## Written problem
Look through the lines below and extract each one that contains "para".

^^^^^^^^

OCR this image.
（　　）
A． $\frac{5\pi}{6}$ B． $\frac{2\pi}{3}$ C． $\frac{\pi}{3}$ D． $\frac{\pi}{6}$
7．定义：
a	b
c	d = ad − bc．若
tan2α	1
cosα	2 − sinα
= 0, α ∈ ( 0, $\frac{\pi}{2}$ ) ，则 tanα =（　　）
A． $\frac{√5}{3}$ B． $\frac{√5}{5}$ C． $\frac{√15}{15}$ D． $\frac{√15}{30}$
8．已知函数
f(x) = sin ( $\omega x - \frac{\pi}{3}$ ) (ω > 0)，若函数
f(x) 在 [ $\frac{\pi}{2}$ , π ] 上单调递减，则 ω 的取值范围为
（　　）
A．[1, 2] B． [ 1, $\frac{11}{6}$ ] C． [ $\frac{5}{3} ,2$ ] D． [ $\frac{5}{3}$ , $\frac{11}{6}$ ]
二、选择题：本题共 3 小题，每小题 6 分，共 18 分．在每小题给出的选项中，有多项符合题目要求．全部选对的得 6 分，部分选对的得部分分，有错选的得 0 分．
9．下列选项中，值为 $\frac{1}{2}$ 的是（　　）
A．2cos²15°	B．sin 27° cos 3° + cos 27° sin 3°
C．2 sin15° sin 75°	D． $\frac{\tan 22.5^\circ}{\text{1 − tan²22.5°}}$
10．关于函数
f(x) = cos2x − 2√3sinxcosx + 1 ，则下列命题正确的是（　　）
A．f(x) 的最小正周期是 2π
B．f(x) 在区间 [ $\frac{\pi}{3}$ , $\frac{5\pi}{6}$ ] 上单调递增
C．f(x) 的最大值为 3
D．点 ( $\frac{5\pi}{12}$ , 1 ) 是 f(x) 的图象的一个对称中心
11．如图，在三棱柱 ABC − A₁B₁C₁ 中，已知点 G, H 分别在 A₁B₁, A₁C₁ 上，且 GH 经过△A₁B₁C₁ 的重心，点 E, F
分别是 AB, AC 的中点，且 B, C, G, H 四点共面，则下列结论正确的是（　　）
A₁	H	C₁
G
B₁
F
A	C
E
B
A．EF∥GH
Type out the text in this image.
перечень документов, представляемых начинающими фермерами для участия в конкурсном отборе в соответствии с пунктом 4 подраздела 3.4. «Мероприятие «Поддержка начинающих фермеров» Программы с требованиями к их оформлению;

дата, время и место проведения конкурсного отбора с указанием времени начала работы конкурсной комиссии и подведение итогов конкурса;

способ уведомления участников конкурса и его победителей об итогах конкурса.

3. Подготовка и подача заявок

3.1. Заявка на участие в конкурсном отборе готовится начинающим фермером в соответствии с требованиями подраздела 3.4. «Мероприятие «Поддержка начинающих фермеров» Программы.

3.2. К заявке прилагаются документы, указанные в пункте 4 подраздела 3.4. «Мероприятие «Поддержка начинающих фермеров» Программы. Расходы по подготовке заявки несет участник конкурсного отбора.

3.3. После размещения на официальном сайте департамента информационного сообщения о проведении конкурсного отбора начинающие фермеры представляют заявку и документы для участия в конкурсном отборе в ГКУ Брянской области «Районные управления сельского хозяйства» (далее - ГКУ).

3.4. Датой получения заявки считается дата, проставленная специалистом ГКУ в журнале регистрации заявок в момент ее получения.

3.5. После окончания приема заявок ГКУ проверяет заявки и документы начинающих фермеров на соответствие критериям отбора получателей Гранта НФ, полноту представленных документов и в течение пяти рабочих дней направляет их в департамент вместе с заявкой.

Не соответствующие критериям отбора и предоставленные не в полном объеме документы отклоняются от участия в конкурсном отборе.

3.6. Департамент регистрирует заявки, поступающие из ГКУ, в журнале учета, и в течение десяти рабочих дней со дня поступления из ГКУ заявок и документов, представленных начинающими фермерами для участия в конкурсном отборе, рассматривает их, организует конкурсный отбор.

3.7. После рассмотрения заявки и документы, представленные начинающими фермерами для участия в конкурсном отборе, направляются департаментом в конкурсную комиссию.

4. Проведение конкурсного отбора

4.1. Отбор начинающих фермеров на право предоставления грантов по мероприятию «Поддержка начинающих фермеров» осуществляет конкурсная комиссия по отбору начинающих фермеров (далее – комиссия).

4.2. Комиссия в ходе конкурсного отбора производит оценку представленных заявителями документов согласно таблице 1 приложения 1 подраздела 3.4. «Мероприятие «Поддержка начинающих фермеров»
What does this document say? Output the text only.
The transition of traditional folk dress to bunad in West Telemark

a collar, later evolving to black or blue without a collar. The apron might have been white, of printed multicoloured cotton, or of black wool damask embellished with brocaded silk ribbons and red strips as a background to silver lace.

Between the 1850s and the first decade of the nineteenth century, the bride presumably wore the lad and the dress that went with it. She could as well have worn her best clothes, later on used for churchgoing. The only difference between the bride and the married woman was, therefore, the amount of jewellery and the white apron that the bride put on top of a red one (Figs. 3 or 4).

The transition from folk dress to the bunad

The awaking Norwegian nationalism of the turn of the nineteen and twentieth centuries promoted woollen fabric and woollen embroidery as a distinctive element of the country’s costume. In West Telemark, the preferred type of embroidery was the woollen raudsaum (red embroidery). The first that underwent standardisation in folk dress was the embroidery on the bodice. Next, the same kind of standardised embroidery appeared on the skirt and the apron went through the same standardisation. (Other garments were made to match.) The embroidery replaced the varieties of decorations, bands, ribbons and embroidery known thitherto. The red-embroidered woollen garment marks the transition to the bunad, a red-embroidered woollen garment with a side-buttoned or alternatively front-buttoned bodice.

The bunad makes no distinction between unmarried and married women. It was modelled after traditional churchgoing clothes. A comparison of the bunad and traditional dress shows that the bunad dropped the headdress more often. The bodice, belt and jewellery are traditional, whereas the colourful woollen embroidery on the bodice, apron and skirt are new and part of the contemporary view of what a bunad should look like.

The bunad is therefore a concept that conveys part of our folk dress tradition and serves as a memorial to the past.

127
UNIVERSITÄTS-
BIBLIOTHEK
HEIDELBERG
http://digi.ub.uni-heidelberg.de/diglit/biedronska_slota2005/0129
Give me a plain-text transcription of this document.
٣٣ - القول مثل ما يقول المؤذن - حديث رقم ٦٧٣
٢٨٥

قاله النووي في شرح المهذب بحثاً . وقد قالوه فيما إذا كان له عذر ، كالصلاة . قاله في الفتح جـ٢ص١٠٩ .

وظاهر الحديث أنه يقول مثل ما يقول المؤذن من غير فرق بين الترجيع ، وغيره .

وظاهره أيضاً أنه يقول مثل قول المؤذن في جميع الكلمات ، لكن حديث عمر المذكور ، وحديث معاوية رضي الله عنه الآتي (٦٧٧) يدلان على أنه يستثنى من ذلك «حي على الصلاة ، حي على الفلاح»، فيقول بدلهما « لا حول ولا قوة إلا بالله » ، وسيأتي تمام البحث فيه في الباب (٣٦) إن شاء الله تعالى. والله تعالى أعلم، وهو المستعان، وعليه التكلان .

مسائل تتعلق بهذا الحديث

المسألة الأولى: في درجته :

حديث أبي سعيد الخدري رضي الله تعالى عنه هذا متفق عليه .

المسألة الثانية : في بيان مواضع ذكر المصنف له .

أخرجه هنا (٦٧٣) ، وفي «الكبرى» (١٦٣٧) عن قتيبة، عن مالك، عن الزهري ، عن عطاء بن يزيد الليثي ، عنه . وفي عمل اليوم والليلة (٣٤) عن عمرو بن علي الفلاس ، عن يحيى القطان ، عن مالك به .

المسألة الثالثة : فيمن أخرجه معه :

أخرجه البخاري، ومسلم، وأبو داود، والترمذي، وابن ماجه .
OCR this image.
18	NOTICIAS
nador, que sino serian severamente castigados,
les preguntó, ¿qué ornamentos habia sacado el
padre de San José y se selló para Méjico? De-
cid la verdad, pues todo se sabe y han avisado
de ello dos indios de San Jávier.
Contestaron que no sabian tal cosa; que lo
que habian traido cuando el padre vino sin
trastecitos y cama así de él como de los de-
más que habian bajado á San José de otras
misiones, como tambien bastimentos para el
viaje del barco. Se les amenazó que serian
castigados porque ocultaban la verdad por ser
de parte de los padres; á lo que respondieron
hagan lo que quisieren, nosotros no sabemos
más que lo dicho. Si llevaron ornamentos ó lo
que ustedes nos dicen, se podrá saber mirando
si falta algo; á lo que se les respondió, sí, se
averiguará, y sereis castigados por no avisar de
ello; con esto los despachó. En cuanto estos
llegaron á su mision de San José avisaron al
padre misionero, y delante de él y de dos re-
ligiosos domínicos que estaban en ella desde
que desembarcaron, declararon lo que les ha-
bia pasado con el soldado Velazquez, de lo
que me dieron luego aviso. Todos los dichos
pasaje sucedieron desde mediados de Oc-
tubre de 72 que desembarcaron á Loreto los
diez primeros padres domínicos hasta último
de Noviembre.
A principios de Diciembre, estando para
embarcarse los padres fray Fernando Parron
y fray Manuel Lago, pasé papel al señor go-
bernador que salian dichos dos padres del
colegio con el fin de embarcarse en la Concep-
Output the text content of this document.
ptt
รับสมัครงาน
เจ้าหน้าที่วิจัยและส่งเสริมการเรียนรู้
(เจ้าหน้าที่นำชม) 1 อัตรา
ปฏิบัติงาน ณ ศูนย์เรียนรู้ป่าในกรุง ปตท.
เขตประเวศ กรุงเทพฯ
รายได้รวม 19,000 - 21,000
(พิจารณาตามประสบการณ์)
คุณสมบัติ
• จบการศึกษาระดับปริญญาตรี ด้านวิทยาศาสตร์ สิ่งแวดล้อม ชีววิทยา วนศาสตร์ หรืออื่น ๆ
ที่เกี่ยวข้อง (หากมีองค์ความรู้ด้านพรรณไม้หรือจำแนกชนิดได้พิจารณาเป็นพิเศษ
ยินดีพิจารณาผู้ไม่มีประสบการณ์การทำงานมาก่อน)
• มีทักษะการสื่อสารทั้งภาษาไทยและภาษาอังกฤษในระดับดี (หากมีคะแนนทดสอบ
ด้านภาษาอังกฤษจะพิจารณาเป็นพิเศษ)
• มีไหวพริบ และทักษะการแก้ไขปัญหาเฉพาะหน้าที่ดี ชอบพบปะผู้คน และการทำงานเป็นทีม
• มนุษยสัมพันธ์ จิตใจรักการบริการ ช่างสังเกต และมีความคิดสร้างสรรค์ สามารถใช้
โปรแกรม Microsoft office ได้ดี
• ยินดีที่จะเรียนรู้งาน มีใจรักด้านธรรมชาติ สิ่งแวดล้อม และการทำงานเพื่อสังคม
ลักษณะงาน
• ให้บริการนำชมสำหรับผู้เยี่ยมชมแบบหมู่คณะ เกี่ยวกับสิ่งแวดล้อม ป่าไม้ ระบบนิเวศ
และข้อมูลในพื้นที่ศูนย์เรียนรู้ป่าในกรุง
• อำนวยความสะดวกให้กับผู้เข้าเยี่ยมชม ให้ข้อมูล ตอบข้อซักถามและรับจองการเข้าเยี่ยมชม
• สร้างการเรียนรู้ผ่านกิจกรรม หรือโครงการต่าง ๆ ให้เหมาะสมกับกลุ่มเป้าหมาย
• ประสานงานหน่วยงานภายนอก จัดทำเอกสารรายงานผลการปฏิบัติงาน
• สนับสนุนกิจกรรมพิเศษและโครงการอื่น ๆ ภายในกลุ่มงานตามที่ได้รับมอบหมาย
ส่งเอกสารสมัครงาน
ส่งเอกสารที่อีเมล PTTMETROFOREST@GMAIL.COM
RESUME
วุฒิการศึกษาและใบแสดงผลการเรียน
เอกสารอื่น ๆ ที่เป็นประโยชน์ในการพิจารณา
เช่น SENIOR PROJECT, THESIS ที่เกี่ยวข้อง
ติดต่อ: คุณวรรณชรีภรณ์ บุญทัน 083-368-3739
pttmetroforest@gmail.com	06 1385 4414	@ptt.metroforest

^^^^^^^^

## Task output
padre de San José y se selló para Méjico? De-
misiones, como tambien bastimentos para el
A principios de Diciembre, estando para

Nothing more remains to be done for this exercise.